======== EXTRAIT SOURCE ========

Le retour ne préviendra pas, seulement par les signes annonciateurs qui nous sont donnés. Il faudra les décrypter, mais nous n’aurons jamais ni le jour, ni l’heure, de même que nous ne connaissons ni le jour, ni l’heure de notre propre mort. Or, comme notre mort, le retour du Seigneur en gloire surviendra d’une façon soudaine, et surtout définitive. Il ne sera plus temps de réfléchir. Oui, je sais, cette parole est sans doute difficile à entendre  pour certains. Ce qui se passera après nous est en partie décrit dans la Bible, en partie seulement, et souvent par images. Nous sommes loin de tout en connaître, et surtout pas le sort de ceux qui la seconde d’avant n’avaient que faire de Jésus-Christ, de sa mort et de sa résurrection, de Dieu et de tout le tralala. Les hommes mangeaient, buvaient, se mariaient et mariaient leurs enfants...

Comme croyants, comme rachetés, comme envoyés, comme témoins, il nous faut vivre notre foi, notre salut reçu, comme s’il allait revenir demain. Et, c’est loin d’être facile ou évident.

Il ne faut rien laisser derrière nous qui n’aurait dû être fait, dit, réparé. Il ne faut pas avoir besoin de revenir en arrière. C’est une exigence qui, je le conçois et le vis tous les jours, est très difficile à remplir.

======== MATÉRIEL ENREGISTRÉ ========

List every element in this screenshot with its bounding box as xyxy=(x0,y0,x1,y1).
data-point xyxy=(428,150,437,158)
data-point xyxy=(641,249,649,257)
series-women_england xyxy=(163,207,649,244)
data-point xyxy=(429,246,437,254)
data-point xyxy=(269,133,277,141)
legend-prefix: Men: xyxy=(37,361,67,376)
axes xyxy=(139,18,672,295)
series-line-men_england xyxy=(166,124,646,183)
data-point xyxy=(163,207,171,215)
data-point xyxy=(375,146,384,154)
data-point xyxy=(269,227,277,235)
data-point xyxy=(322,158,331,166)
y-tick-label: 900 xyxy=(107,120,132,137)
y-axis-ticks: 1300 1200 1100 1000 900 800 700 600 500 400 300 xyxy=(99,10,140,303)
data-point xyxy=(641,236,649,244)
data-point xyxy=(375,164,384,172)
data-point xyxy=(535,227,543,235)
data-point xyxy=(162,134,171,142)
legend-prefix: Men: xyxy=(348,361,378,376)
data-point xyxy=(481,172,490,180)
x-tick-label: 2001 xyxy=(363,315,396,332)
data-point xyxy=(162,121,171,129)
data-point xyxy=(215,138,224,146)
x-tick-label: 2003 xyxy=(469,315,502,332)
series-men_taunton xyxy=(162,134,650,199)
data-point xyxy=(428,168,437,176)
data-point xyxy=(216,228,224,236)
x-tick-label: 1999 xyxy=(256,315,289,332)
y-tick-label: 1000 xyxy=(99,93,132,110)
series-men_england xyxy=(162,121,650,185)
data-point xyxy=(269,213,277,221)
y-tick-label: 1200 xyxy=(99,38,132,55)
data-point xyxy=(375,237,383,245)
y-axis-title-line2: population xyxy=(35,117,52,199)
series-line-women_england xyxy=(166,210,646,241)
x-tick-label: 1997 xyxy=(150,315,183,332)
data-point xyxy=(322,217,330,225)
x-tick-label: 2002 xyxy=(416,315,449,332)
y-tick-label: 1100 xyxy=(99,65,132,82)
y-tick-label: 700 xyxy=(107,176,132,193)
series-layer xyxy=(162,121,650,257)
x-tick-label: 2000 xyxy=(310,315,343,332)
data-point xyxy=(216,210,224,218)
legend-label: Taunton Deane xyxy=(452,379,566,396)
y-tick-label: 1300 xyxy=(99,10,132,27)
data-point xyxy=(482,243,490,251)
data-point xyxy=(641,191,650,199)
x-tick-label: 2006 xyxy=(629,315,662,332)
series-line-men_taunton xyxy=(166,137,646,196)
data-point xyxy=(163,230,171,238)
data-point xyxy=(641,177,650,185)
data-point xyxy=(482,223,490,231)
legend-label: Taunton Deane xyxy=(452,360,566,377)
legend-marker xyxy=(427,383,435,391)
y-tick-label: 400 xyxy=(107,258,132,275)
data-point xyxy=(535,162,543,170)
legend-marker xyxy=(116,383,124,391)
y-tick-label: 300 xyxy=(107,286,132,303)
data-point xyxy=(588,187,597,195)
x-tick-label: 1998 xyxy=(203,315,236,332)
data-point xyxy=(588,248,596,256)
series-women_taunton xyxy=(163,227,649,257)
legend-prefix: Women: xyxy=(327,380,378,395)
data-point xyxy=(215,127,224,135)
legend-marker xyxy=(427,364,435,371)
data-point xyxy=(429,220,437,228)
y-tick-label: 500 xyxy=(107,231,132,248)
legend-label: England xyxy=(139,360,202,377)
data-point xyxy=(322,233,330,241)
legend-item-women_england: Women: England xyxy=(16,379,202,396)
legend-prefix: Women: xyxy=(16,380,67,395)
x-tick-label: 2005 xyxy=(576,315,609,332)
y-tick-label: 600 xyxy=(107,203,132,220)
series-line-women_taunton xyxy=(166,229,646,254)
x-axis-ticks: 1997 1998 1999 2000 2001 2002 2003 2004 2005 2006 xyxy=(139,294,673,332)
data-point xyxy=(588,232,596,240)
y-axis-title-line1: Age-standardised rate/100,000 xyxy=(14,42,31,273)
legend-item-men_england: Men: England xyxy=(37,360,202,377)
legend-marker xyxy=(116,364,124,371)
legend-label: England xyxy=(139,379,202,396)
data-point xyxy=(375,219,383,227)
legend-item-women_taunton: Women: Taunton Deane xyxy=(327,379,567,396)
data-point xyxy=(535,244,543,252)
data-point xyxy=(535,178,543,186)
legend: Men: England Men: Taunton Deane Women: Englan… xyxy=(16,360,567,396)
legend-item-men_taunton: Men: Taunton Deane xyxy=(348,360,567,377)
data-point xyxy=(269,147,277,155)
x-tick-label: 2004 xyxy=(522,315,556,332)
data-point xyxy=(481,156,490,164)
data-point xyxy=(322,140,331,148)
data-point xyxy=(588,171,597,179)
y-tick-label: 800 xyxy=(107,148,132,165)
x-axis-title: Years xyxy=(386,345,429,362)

========

> **CE QUI EST DEMANDÉ**
D'après l'extrait sur le retour du Seigneur, de quelle façon ce retour en gloire se produira-t-il ? Le matériel n'a aucun lien avec l'extrait.

> **RÉPONSE CI-DESSOUS**
D'une façon soudaine, et surtout définitive.